**What to work on**
Would you set down every entry shown below, precisely as written?

**Listed records**
◇ ◇ ◇ ◇

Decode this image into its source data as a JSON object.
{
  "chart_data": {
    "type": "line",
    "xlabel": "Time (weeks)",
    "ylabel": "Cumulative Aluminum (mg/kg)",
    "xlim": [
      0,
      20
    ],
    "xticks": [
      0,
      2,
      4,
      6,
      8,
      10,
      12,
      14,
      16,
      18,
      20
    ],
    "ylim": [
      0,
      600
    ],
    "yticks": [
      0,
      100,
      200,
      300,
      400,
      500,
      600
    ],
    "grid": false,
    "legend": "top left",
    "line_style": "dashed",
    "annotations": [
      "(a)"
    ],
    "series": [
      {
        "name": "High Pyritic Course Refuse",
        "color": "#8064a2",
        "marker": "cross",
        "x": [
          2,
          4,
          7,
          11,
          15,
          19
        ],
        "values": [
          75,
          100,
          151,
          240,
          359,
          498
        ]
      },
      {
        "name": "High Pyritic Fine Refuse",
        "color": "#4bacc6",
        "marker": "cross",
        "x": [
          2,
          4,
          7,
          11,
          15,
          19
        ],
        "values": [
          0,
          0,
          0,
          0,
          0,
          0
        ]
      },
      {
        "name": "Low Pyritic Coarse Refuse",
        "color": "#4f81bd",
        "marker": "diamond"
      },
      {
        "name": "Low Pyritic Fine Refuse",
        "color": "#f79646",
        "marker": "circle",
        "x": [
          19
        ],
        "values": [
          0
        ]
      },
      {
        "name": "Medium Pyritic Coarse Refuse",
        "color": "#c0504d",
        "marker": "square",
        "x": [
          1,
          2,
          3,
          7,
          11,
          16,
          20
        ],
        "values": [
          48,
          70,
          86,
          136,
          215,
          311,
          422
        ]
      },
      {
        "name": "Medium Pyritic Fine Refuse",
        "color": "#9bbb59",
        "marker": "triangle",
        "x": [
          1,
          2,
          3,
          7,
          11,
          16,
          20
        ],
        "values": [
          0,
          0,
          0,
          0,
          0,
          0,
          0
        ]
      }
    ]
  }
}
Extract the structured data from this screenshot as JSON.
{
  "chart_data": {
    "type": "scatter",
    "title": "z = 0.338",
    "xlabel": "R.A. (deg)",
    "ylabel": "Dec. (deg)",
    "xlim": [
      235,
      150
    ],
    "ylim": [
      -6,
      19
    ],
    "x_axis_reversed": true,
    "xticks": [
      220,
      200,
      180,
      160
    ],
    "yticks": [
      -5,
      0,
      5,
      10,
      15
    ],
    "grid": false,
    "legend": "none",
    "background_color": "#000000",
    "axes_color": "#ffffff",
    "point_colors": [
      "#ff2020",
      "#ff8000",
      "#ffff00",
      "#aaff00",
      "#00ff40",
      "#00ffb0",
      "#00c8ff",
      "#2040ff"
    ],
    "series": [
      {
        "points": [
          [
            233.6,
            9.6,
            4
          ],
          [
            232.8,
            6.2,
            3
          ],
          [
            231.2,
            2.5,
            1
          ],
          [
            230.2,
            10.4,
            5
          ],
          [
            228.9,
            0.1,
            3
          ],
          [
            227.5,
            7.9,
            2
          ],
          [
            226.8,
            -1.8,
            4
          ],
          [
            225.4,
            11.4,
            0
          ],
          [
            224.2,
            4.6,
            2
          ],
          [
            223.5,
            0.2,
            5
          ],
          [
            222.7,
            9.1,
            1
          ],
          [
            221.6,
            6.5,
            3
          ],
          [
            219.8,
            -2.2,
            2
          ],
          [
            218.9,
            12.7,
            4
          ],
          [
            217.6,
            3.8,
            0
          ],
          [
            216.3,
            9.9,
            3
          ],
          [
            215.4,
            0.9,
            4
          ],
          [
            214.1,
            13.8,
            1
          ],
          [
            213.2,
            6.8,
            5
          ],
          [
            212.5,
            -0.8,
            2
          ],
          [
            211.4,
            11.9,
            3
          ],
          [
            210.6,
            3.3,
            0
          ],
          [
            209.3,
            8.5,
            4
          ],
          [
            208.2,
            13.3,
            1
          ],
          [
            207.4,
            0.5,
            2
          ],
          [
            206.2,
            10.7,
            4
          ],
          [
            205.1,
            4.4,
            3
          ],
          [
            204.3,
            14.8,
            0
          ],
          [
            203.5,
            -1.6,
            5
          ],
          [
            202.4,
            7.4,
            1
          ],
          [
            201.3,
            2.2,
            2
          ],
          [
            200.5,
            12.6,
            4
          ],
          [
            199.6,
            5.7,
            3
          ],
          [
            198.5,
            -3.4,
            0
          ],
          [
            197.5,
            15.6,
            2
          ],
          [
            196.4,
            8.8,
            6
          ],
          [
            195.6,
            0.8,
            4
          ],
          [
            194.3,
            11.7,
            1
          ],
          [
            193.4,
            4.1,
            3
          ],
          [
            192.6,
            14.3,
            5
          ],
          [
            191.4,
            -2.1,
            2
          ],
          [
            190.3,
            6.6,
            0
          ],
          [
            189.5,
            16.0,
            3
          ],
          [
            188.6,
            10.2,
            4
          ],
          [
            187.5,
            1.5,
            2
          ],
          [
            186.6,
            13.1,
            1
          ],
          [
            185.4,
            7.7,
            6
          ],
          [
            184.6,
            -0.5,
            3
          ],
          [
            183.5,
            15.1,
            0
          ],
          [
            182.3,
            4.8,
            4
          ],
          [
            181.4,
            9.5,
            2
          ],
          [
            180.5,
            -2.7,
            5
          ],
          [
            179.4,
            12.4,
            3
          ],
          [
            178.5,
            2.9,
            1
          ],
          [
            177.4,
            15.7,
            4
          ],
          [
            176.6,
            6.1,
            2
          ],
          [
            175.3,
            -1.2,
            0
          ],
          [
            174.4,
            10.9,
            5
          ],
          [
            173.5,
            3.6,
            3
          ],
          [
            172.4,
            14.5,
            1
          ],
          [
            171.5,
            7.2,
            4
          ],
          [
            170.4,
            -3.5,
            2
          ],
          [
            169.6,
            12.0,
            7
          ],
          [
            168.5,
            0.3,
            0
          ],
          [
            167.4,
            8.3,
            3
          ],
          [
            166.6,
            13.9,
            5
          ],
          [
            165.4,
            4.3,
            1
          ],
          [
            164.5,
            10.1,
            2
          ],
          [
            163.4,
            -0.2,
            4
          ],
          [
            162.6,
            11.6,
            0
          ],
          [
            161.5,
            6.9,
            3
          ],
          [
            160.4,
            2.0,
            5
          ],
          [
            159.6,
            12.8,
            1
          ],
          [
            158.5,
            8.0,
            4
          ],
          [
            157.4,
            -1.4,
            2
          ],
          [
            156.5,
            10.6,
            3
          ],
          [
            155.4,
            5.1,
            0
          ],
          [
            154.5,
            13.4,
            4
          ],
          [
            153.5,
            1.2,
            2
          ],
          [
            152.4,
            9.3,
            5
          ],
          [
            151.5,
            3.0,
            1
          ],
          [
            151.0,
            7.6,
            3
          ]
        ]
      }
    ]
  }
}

◇ ◇ ◇ ◇

**Result of this exercise**
Decode this image into its source data as a JSON object.
{
  "chart_data": {
    "type": "line",
    "xlabel": "Time (weeks)",
    "ylabel": "Cumulative Aluminum (mg/kg)",
    "xlim": [
      0,
      20
    ],
    "xticks": [
      0,
      2,
      4,
      6,
      8,
      10,
      12,
      14,
      16,
      18,
      20
    ],
    "ylim": [
      0,
      600
    ],
    "yticks": [
      0,
      100,
      200,
      300,
      400,
      500,
      600
    ],
    "grid": false,
    "legend": "top left",
    "line_style": "dashed",
    "annotations": [
      "(a)"
    ],
    "series": [
      {
        "name": "High Pyritic Course Refuse",
        "color": "#8064a2",
        "marker": "cross",
        "x": [
          2,
          4,
          7,
          11,
          15,
          19
        ],
        "values": [
          75,
          100,
          151,
          240,
          359,
          498
        ]
      },
      {
        "name": "High Pyritic Fine Refuse",
        "color": "#4bacc6",
        "marker": "cross",
        "x": [
          2,
          4,
          7,
          11,
          15,
          19
        ],
        "values": [
          0,
          0,
          0,
          0,
          0,
          0
        ]
      },
      {
        "name": "Low Pyritic Coarse Refuse",
        "color": "#4f81bd",
        "marker": "diamond"
      },
      {
        "name": "Low Pyritic Fine Refuse",
        "color": "#f79646",
        "marker": "circle",
        "x": [
          19
        ],
        "values": [
          0
        ]
      },
      {
        "name": "Medium Pyritic Coarse Refuse",
        "color": "#c0504d",
        "marker": "square",
        "x": [
          1,
          2,
          3,
          7,
          11,
          16,
          20
        ],
        "values": [
          48,
          70,
          86,
          136,
          215,
          311,
          422
        ]
      },
      {
        "name": "Medium Pyritic Fine Refuse",
        "color": "#9bbb59",
        "marker": "triangle",
        "x": [
          1,
          2,
          3,
          7,
          11,
          16,
          20
        ],
        "values": [
          0,
          0,
          0,
          0,
          0,
          0,
          0
        ]
      }
    ]
  }
}
Extract the structured data from this screenshot as JSON.
{
  "chart_data": {
    "type": "scatter",
    "title": "z = 0.338",
    "xlabel": "R.A. (deg)",
    "ylabel": "Dec. (deg)",
    "xlim": [
      235,
      150
    ],
    "ylim": [
      -6,
      19
    ],
    "x_axis_reversed": true,
    "xticks": [
      220,
      200,
      180,
      160
    ],
    "yticks": [
      -5,
      0,
      5,
      10,
      15
    ],
    "grid": false,
    "legend": "none",
    "background_color": "#000000",
    "axes_color": "#ffffff",
    "point_colors": [
      "#ff2020",
      "#ff8000",
      "#ffff00",
      "#aaff00",
      "#00ff40",
      "#00ffb0",
      "#00c8ff",
      "#2040ff"
    ],
    "series": [
      {
        "points": [
          [
            233.6,
            9.6,
            4
          ],
          [
            232.8,
            6.2,
            3
          ],
          [
            231.2,
            2.5,
            1
          ],
          [
            230.2,
            10.4,
            5
          ],
          [
            228.9,
            0.1,
            3
          ],
          [
            227.5,
            7.9,
            2
          ],
          [
            226.8,
            -1.8,
            4
          ],
          [
            225.4,
            11.4,
            0
          ],
          [
            224.2,
            4.6,
            2
          ],
          [
            223.5,
            0.2,
            5
          ],
          [
            222.7,
            9.1,
            1
          ],
          [
            221.6,
            6.5,
            3
          ],
          [
            219.8,
            -2.2,
            2
          ],
          [
            218.9,
            12.7,
            4
          ],
          [
            217.6,
            3.8,
            0
          ],
          [
            216.3,
            9.9,
            3
          ],
          [
            215.4,
            0.9,
            4
          ],
          [
            214.1,
            13.8,
            1
          ],
          [
            213.2,
            6.8,
            5
          ],
          [
            212.5,
            -0.8,
            2
          ],
          [
            211.4,
            11.9,
            3
          ],
          [
            210.6,
            3.3,
            0
          ],
          [
            209.3,
            8.5,
            4
          ],
          [
            208.2,
            13.3,
            1
          ],
          [
            207.4,
            0.5,
            2
          ],
          [
            206.2,
            10.7,
            4
          ],
          [
            205.1,
            4.4,
            3
          ],
          [
            204.3,
            14.8,
            0
          ],
          [
            203.5,
            -1.6,
            5
          ],
          [
            202.4,
            7.4,
            1
          ],
          [
            201.3,
            2.2,
            2
          ],
          [
            200.5,
            12.6,
            4
          ],
          [
            199.6,
            5.7,
            3
          ],
          [
            198.5,
            -3.4,
            0
          ],
          [
            197.5,
            15.6,
            2
          ],
          [
            196.4,
            8.8,
            6
          ],
          [
            195.6,
            0.8,
            4
          ],
          [
            194.3,
            11.7,
            1
          ],
          [
            193.4,
            4.1,
            3
          ],
          [
            192.6,
            14.3,
            5
          ],
          [
            191.4,
            -2.1,
            2
          ],
          [
            190.3,
            6.6,
            0
          ],
          [
            189.5,
            16.0,
            3
          ],
          [
            188.6,
            10.2,
            4
          ],
          [
            187.5,
            1.5,
            2
          ],
          [
            186.6,
            13.1,
            1
          ],
          [
            185.4,
            7.7,
            6
          ],
          [
            184.6,
            -0.5,
            3
          ],
          [
            183.5,
            15.1,
            0
          ],
          [
            182.3,
            4.8,
            4
          ],
          [
            181.4,
            9.5,
            2
          ],
          [
            180.5,
            -2.7,
            5
          ],
          [
            179.4,
            12.4,
            3
          ],
          [
            178.5,
            2.9,
            1
          ],
          [
            177.4,
            15.7,
            4
          ],
          [
            176.6,
            6.1,
            2
          ],
          [
            175.3,
            -1.2,
            0
          ],
          [
            174.4,
            10.9,
            5
          ],
          [
            173.5,
            3.6,
            3
          ],
          [
            172.4,
            14.5,
            1
          ],
          [
            171.5,
            7.2,
            4
          ],
          [
            170.4,
            -3.5,
            2
          ],
          [
            169.6,
            12.0,
            7
          ],
          [
            168.5,
            0.3,
            0
          ],
          [
            167.4,
            8.3,
            3
          ],
          [
            166.6,
            13.9,
            5
          ],
          [
            165.4,
            4.3,
            1
          ],
          [
            164.5,
            10.1,
            2
          ],
          [
            163.4,
            -0.2,
            4
          ],
          [
            162.6,
            11.6,
            0
          ],
          [
            161.5,
            6.9,
            3
          ],
          [
            160.4,
            2.0,
            5
          ],
          [
            159.6,
            12.8,
            1
          ],
          [
            158.5,
            8.0,
            4
          ],
          [
            157.4,
            -1.4,
            2
          ],
          [
            156.5,
            10.6,
            3
          ],
          [
            155.4,
            5.1,
            0
          ],
          [
            154.5,
            13.4,
            4
          ],
          [
            153.5,
            1.2,
            2
          ],
          [
            152.4,
            9.3,
            5
          ],
          [
            151.5,
            3.0,
            1
          ],
          [
            151.0,
            7.6,
            3
          ]
        ]
      }
    ]
  }
}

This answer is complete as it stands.